**Directive**
Reproduce the records below exactly as they appear, omitting any pictures they contain.

**Supplied records**
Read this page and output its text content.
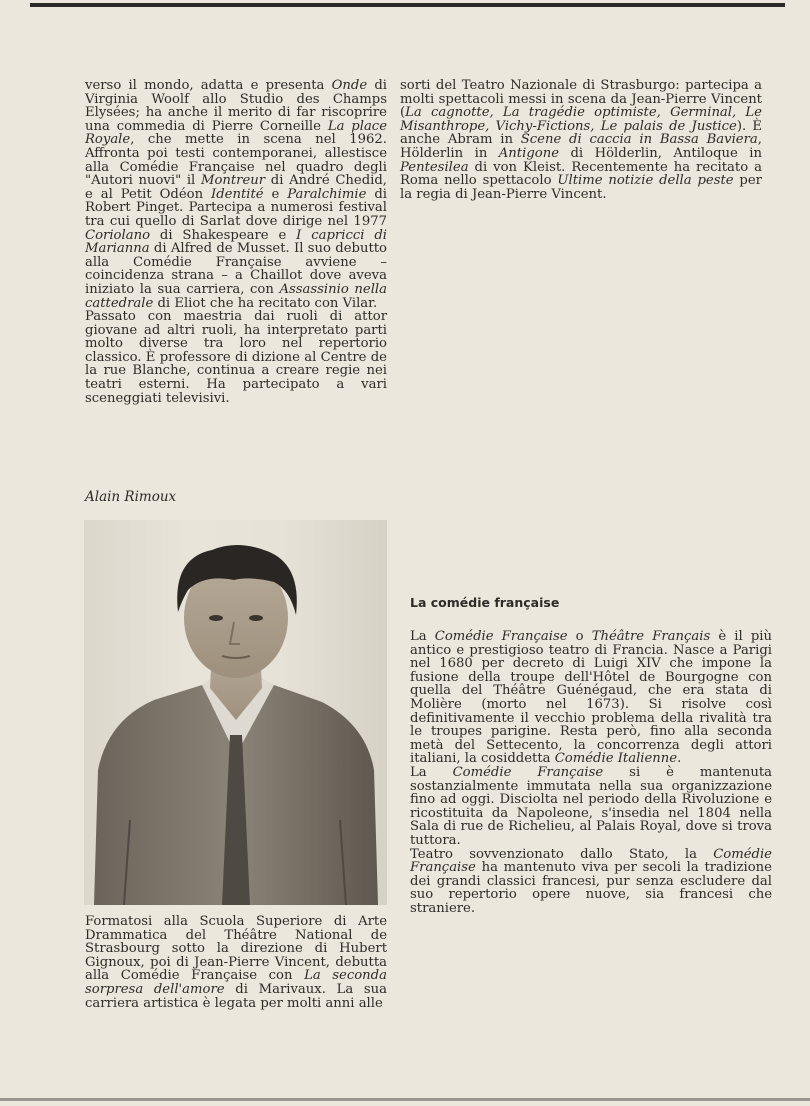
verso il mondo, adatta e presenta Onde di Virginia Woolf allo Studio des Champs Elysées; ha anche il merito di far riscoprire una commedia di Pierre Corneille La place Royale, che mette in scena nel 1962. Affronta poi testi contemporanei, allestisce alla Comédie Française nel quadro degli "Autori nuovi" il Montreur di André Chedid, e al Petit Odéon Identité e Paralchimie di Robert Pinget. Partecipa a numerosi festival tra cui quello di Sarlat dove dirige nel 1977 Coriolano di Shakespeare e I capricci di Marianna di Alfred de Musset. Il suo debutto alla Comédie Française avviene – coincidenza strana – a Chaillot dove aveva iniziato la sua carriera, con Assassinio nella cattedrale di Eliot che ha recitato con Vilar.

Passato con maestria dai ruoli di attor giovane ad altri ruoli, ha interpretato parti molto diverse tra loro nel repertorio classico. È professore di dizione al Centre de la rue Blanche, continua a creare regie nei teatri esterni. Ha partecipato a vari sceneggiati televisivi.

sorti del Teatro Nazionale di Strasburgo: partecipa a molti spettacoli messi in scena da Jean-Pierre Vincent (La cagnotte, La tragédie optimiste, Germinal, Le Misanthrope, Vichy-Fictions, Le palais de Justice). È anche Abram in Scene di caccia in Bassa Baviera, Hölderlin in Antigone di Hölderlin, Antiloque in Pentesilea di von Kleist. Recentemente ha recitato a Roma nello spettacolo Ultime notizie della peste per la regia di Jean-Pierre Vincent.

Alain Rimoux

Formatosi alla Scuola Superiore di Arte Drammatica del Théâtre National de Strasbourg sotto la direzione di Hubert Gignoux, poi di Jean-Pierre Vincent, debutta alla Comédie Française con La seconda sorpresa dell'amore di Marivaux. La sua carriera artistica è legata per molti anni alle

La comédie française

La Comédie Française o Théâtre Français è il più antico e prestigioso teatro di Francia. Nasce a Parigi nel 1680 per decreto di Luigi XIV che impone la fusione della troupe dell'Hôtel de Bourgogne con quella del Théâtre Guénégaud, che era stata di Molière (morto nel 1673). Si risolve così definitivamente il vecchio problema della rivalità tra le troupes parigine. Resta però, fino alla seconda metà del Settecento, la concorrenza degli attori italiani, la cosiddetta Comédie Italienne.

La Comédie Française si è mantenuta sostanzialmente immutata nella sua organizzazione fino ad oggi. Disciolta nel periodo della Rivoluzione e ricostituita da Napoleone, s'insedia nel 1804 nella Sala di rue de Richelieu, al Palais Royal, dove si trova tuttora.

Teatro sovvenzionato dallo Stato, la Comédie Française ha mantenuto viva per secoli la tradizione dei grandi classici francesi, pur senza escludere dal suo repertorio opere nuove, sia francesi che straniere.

**Correct result**
Read this page and output its text content.
verso il mondo, adatta e presenta Onde di Virginia Woolf allo Studio des Champs Elysées; ha anche il merito di far riscoprire una commedia di Pierre Corneille La place Royale, che mette in scena nel 1962. Affronta poi testi contemporanei, allestisce alla Comédie Française nel quadro degli "Autori nuovi" il Montreur di André Chedid, e al Petit Odéon Identité e Paralchimie di Robert Pinget. Partecipa a numerosi festival tra cui quello di Sarlat dove dirige nel 1977 Coriolano di Shakespeare e I capricci di Marianna di Alfred de Musset. Il suo debutto alla Comédie Française avviene – coincidenza strana – a Chaillot dove aveva iniziato la sua carriera, con Assassinio nella cattedrale di Eliot che ha recitato con Vilar.

Passato con maestria dai ruoli di attor giovane ad altri ruoli, ha interpretato parti molto diverse tra loro nel repertorio classico. È professore di dizione al Centre de la rue Blanche, continua a creare regie nei teatri esterni. Ha partecipato a vari sceneggiati televisivi.

sorti del Teatro Nazionale di Strasburgo: partecipa a molti spettacoli messi in scena da Jean-Pierre Vincent (La cagnotte, La tragédie optimiste, Germinal, Le Misanthrope, Vichy-Fictions, Le palais de Justice). È anche Abram in Scene di caccia in Bassa Baviera, Hölderlin in Antigone di Hölderlin, Antiloque in Pentesilea di von Kleist. Recentemente ha recitato a Roma nello spettacolo Ultime notizie della peste per la regia di Jean-Pierre Vincent.

Alain Rimoux

Formatosi alla Scuola Superiore di Arte Drammatica del Théâtre National de Strasbourg sotto la direzione di Hubert Gignoux, poi di Jean-Pierre Vincent, debutta alla Comédie Française con La seconda sorpresa dell'amore di Marivaux. La sua carriera artistica è legata per molti anni alle

La comédie française

La Comédie Française o Théâtre Français è il più antico e prestigioso teatro di Francia. Nasce a Parigi nel 1680 per decreto di Luigi XIV che impone la fusione della troupe dell'Hôtel de Bourgogne con quella del Théâtre Guénégaud, che era stata di Molière (morto nel 1673). Si risolve così definitivamente il vecchio problema della rivalità tra le troupes parigine. Resta però, fino alla seconda metà del Settecento, la concorrenza degli attori italiani, la cosiddetta Comédie Italienne.

La Comédie Française si è mantenuta sostanzialmente immutata nella sua organizzazione fino ad oggi. Disciolta nel periodo della Rivoluzione e ricostituita da Napoleone, s'insedia nel 1804 nella Sala di rue de Richelieu, al Palais Royal, dove si trova tuttora.

Teatro sovvenzionato dallo Stato, la Comédie Française ha mantenuto viva per secoli la tradizione dei grandi classici francesi, pur senza escludere dal suo repertorio opere nuove, sia francesi che straniere.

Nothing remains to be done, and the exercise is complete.